## Exercise goal
Copy out the entries below precisely; nothing is to be omitted.

## Stored data
--- START ---

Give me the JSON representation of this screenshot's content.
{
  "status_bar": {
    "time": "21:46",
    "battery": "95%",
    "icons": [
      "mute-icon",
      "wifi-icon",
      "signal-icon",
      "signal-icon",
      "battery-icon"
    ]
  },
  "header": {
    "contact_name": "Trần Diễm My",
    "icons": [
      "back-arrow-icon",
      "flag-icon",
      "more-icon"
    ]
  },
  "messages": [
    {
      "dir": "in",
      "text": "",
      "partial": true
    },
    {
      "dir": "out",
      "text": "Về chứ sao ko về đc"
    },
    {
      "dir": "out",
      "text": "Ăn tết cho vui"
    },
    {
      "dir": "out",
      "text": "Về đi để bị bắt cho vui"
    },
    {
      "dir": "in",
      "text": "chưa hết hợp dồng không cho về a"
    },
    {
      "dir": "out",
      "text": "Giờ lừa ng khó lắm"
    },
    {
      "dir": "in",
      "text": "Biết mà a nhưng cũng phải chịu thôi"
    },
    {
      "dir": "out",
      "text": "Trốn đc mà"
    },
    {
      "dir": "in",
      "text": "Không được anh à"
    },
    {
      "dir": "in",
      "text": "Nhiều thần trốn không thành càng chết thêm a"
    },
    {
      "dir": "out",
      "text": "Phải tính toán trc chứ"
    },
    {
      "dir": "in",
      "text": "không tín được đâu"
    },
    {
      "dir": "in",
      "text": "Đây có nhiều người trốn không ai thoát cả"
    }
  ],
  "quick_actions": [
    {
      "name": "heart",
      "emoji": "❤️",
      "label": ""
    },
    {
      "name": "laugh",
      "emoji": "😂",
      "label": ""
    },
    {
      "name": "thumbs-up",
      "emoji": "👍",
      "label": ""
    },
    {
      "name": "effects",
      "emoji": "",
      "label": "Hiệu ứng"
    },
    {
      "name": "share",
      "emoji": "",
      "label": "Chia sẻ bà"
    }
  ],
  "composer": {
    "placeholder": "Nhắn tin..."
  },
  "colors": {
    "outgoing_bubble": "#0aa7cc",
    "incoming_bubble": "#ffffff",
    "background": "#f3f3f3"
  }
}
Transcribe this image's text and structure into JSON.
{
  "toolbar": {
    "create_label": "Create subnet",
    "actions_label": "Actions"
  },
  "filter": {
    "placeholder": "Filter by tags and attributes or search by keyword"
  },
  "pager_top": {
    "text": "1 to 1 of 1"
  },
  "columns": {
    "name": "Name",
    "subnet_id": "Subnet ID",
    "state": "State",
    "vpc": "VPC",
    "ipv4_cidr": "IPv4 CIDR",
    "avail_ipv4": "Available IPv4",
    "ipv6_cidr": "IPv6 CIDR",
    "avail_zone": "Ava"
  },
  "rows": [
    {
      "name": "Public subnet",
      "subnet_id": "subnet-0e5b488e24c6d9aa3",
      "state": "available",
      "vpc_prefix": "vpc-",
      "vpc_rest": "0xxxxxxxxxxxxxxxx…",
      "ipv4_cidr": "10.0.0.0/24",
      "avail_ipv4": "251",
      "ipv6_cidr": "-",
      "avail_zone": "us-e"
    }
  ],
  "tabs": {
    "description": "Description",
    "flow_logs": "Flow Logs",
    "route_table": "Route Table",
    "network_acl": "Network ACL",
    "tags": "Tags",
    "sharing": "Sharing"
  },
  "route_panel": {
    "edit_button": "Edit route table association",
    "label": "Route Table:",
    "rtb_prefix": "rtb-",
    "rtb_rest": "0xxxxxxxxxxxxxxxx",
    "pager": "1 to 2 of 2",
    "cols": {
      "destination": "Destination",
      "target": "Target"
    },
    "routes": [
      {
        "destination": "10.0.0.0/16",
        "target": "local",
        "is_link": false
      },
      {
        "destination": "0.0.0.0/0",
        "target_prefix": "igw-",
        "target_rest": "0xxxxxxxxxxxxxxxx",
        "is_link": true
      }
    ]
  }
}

--- END ---

## Task answer
Give me the JSON representation of this screenshot's content.
{
  "status_bar": {
    "time": "21:46",
    "battery": "95%",
    "icons": [
      "mute-icon",
      "wifi-icon",
      "signal-icon",
      "signal-icon",
      "battery-icon"
    ]
  },
  "header": {
    "contact_name": "Trần Diễm My",
    "icons": [
      "back-arrow-icon",
      "flag-icon",
      "more-icon"
    ]
  },
  "messages": [
    {
      "dir": "in",
      "text": "",
      "partial": true
    },
    {
      "dir": "out",
      "text": "Về chứ sao ko về đc"
    },
    {
      "dir": "out",
      "text": "Ăn tết cho vui"
    },
    {
      "dir": "out",
      "text": "Về đi để bị bắt cho vui"
    },
    {
      "dir": "in",
      "text": "chưa hết hợp dồng không cho về a"
    },
    {
      "dir": "out",
      "text": "Giờ lừa ng khó lắm"
    },
    {
      "dir": "in",
      "text": "Biết mà a nhưng cũng phải chịu thôi"
    },
    {
      "dir": "out",
      "text": "Trốn đc mà"
    },
    {
      "dir": "in",
      "text": "Không được anh à"
    },
    {
      "dir": "in",
      "text": "Nhiều thần trốn không thành càng chết thêm a"
    },
    {
      "dir": "out",
      "text": "Phải tính toán trc chứ"
    },
    {
      "dir": "in",
      "text": "không tín được đâu"
    },
    {
      "dir": "in",
      "text": "Đây có nhiều người trốn không ai thoát cả"
    }
  ],
  "quick_actions": [
    {
      "name": "heart",
      "emoji": "❤️",
      "label": ""
    },
    {
      "name": "laugh",
      "emoji": "😂",
      "label": ""
    },
    {
      "name": "thumbs-up",
      "emoji": "👍",
      "label": ""
    },
    {
      "name": "effects",
      "emoji": "",
      "label": "Hiệu ứng"
    },
    {
      "name": "share",
      "emoji": "",
      "label": "Chia sẻ bà"
    }
  ],
  "composer": {
    "placeholder": "Nhắn tin..."
  },
  "colors": {
    "outgoing_bubble": "#0aa7cc",
    "incoming_bubble": "#ffffff",
    "background": "#f3f3f3"
  }
}
Transcribe this image's text and structure into JSON.
{
  "toolbar": {
    "create_label": "Create subnet",
    "actions_label": "Actions"
  },
  "filter": {
    "placeholder": "Filter by tags and attributes or search by keyword"
  },
  "pager_top": {
    "text": "1 to 1 of 1"
  },
  "columns": {
    "name": "Name",
    "subnet_id": "Subnet ID",
    "state": "State",
    "vpc": "VPC",
    "ipv4_cidr": "IPv4 CIDR",
    "avail_ipv4": "Available IPv4",
    "ipv6_cidr": "IPv6 CIDR",
    "avail_zone": "Ava"
  },
  "rows": [
    {
      "name": "Public subnet",
      "subnet_id": "subnet-0e5b488e24c6d9aa3",
      "state": "available",
      "vpc_prefix": "vpc-",
      "vpc_rest": "0xxxxxxxxxxxxxxxx…",
      "ipv4_cidr": "10.0.0.0/24",
      "avail_ipv4": "251",
      "ipv6_cidr": "-",
      "avail_zone": "us-e"
    }
  ],
  "tabs": {
    "description": "Description",
    "flow_logs": "Flow Logs",
    "route_table": "Route Table",
    "network_acl": "Network ACL",
    "tags": "Tags",
    "sharing": "Sharing"
  },
  "route_panel": {
    "edit_button": "Edit route table association",
    "label": "Route Table:",
    "rtb_prefix": "rtb-",
    "rtb_rest": "0xxxxxxxxxxxxxxxx",
    "pager": "1 to 2 of 2",
    "cols": {
      "destination": "Destination",
      "target": "Target"
    },
    "routes": [
      {
        "destination": "10.0.0.0/16",
        "target": "local",
        "is_link": false
      },
      {
        "destination": "0.0.0.0/0",
        "target_prefix": "igw-",
        "target_rest": "0xxxxxxxxxxxxxxxx",
        "is_link": true
      }
    ]
  }
}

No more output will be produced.